- _Work instructions_:
Make an exact copy of the data below, leaving out every picture.

- _Data provided_:
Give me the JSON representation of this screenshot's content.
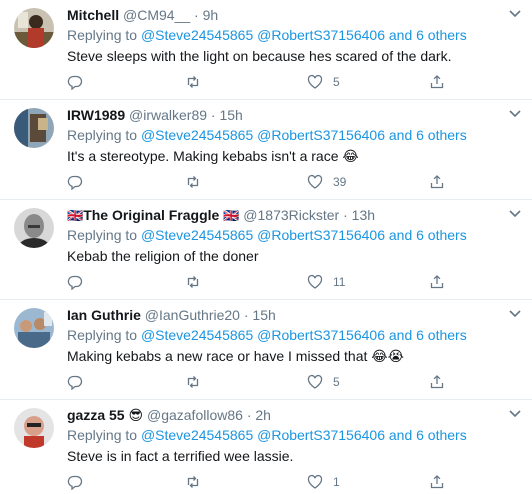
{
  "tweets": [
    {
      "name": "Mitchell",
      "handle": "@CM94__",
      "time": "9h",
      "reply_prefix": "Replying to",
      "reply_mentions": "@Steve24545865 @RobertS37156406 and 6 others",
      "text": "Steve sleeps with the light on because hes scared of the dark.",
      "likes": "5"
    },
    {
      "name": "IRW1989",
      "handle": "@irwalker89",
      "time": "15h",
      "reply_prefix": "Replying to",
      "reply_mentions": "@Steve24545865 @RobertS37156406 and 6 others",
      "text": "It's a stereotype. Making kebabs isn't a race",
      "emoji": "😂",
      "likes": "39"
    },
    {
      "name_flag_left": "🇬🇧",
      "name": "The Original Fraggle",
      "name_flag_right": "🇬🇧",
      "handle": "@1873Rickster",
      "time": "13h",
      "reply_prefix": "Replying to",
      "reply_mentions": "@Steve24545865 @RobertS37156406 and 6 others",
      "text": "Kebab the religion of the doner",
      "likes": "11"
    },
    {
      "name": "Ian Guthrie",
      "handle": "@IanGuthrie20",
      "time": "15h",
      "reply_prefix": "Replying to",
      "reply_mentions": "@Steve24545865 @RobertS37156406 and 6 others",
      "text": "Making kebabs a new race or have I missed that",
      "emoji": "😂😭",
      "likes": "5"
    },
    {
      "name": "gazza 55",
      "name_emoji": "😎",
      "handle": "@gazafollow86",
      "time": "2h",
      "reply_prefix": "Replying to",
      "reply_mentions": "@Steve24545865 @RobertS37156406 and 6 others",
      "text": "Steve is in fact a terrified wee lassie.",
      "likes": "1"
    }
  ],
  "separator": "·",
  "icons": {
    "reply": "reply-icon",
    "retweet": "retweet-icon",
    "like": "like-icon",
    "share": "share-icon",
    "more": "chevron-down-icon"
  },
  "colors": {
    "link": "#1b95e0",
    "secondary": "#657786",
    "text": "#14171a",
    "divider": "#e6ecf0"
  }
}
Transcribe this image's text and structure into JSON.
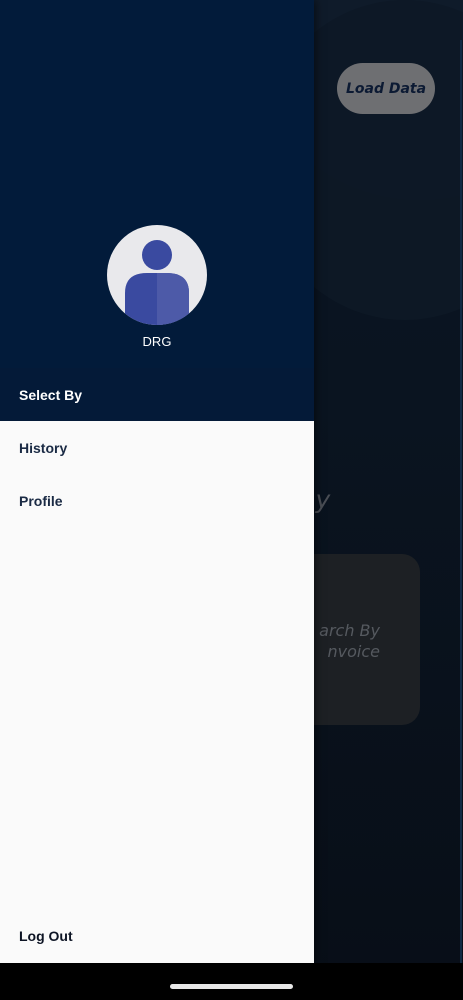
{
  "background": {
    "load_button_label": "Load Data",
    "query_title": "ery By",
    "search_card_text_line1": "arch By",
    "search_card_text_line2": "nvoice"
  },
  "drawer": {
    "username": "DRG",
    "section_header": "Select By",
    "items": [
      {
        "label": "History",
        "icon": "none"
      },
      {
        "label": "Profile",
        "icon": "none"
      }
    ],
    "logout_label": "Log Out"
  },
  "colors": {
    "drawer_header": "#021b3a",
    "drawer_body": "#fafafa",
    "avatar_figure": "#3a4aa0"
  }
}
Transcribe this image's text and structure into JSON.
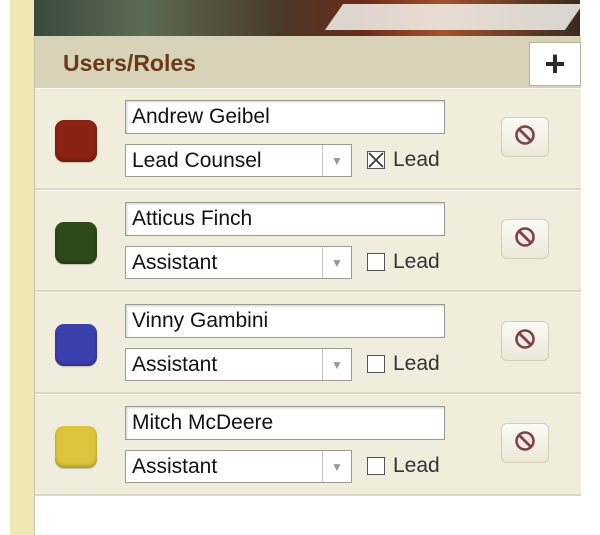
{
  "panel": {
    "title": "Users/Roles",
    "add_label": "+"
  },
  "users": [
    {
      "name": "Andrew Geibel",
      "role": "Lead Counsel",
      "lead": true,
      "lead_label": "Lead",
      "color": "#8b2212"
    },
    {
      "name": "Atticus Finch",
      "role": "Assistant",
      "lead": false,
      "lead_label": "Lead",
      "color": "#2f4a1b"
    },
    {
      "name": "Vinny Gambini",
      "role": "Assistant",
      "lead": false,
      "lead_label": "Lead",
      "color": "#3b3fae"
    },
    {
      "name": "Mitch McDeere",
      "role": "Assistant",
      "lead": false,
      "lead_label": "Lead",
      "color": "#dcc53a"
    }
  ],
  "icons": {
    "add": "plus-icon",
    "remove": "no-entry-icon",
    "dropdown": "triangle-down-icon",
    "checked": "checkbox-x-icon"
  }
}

- _Result below_:
Give me the JSON representation of this screenshot's content.
{
  "tweets": [
    {
      "name": "Mitchell",
      "handle": "@CM94__",
      "time": "9h",
      "reply_prefix": "Replying to",
      "reply_mentions": "@Steve24545865 @RobertS37156406 and 6 others",
      "text": "Steve sleeps with the light on because hes scared of the dark.",
      "likes": "5"
    },
    {
      "name": "IRW1989",
      "handle": "@irwalker89",
      "time": "15h",
      "reply_prefix": "Replying to",
      "reply_mentions": "@Steve24545865 @RobertS37156406 and 6 others",
      "text": "It's a stereotype. Making kebabs isn't a race",
      "emoji": "😂",
      "likes": "39"
    },
    {
      "name_flag_left": "🇬🇧",
      "name": "The Original Fraggle",
      "name_flag_right": "🇬🇧",
      "handle": "@1873Rickster",
      "time": "13h",
      "reply_prefix": "Replying to",
      "reply_mentions": "@Steve24545865 @RobertS37156406 and 6 others",
      "text": "Kebab the religion of the doner",
      "likes": "11"
    },
    {
      "name": "Ian Guthrie",
      "handle": "@IanGuthrie20",
      "time": "15h",
      "reply_prefix": "Replying to",
      "reply_mentions": "@Steve24545865 @RobertS37156406 and 6 others",
      "text": "Making kebabs a new race or have I missed that",
      "emoji": "😂😭",
      "likes": "5"
    },
    {
      "name": "gazza 55",
      "name_emoji": "😎",
      "handle": "@gazafollow86",
      "time": "2h",
      "reply_prefix": "Replying to",
      "reply_mentions": "@Steve24545865 @RobertS37156406 and 6 others",
      "text": "Steve is in fact a terrified wee lassie.",
      "likes": "1"
    }
  ],
  "separator": "·",
  "icons": {
    "reply": "reply-icon",
    "retweet": "retweet-icon",
    "like": "like-icon",
    "share": "share-icon",
    "more": "chevron-down-icon"
  },
  "colors": {
    "link": "#1b95e0",
    "secondary": "#657786",
    "text": "#14171a",
    "divider": "#e6ecf0"
  }
}
Transcribe this image's text and structure into JSON.
{
  "background": {
    "load_button_label": "Load Data",
    "query_title": "ery By",
    "search_card_text_line1": "arch By",
    "search_card_text_line2": "nvoice"
  },
  "drawer": {
    "username": "DRG",
    "section_header": "Select By",
    "items": [
      {
        "label": "History",
        "icon": "none"
      },
      {
        "label": "Profile",
        "icon": "none"
      }
    ],
    "logout_label": "Log Out"
  },
  "colors": {
    "drawer_header": "#021b3a",
    "drawer_body": "#fafafa",
    "avatar_figure": "#3a4aa0"
  }
}
Transcribe this image's text and structure into JSON.
{
  "panel": {
    "title": "Users/Roles",
    "add_label": "+"
  },
  "users": [
    {
      "name": "Andrew Geibel",
      "role": "Lead Counsel",
      "lead": true,
      "lead_label": "Lead",
      "color": "#8b2212"
    },
    {
      "name": "Atticus Finch",
      "role": "Assistant",
      "lead": false,
      "lead_label": "Lead",
      "color": "#2f4a1b"
    },
    {
      "name": "Vinny Gambini",
      "role": "Assistant",
      "lead": false,
      "lead_label": "Lead",
      "color": "#3b3fae"
    },
    {
      "name": "Mitch McDeere",
      "role": "Assistant",
      "lead": false,
      "lead_label": "Lead",
      "color": "#dcc53a"
    }
  ],
  "icons": {
    "add": "plus-icon",
    "remove": "no-entry-icon",
    "dropdown": "triangle-down-icon",
    "checked": "checkbox-x-icon"
  }
}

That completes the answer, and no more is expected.